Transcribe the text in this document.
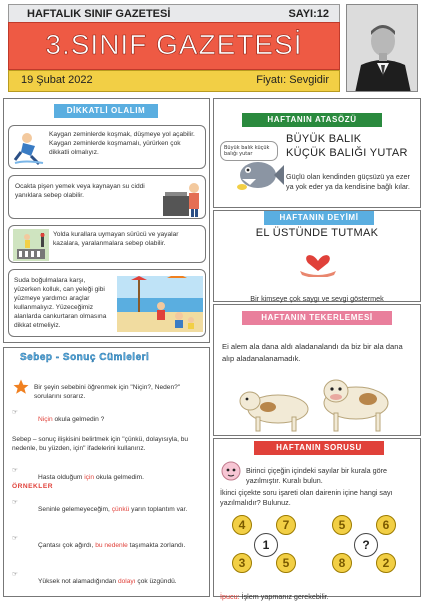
HAFTALIK SINIF GAZETESİ	SAYI:12
3.SINIF GAZETESİ
19 Şubat 2022	Fiyatı: Sevgidir
DİKKATLİ OLALIM

Kaygan zeminlerde koşmak, düşmeye yol açabilir. Kaygan zeminlerde koşmamalı, yürürken çok dikkatli olmalıyız.

Ocakta pişen yemek veya kaynayan su ciddi yanıklara sebep olabilir.

Yolda kurallara uymayan sürücü ve yayalar kazalara, yaralanmalara sebep olabilir.

Suda boğulmalara karşı, yüzerken kolluk, can yeleği gibi yüzmeye yardımcı araçlar kullanmalıyız. Yüzeceğimiz alanlarda cankurtaran olmasına dikkat etmeliyiz.

Sebep - Sonuç Cümleleri

Bir şeyin sebebini öğrenmek için "Niçin?, Neden?" sorularını sorarız.

☞

Niçin okula gelmedin ?

Sebep – sonuç ilişkisini belirtmek için "çünkü, dolayısıyla, bu nedenle, bu yüzden, için" ifadelerini kullanırız.

☞

Hasta olduğum için okula gelmedim.

ÖRNEKLER
☞

Seninle gelemeyeceğim, çünkü yarın toplantım var.

☞

Çantası çok ağırdı, bu nedenle taşımakta zorlandı.

☞

Yüksek not alamadığından dolayı çok üzgündü.

HAFTANIN ATASÖZÜ
Büyük balık küçük balığı yutar
BÜYÜK BALIK
KÜÇÜK BALIĞI YUTAR

Güçlü olan kendinden güçsüzü ya ezer ya yok eder ya da kendisine bağlı kılar.

HAFTANIN DEYİMİ
EL ÜSTÜNDE TUTMAK

Bir kimseye çok saygı ve sevgi göstermek

HAFTANIN TEKERLEMESİ

Ei alem ala dana aldı aladanalandı da biz bir ala dana alıp aladanalanamadık.

HAFTANIN SORUSU

Birinci çiçeğin içindeki sayılar bir kurala göre yazılmıştır. Kuralı bulun.

İkinci çiçekte soru işareti olan dairenin içine hangi sayı yazılmalıdır? Bulunuz.

4	7
3	5
1
5	6
8	2
?

İpucu: İşlem yapmanız gerekebilir.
----------
◆ **To be done**: Write only the number of lines that include "okula".

◆ **Response for this exercise**: 2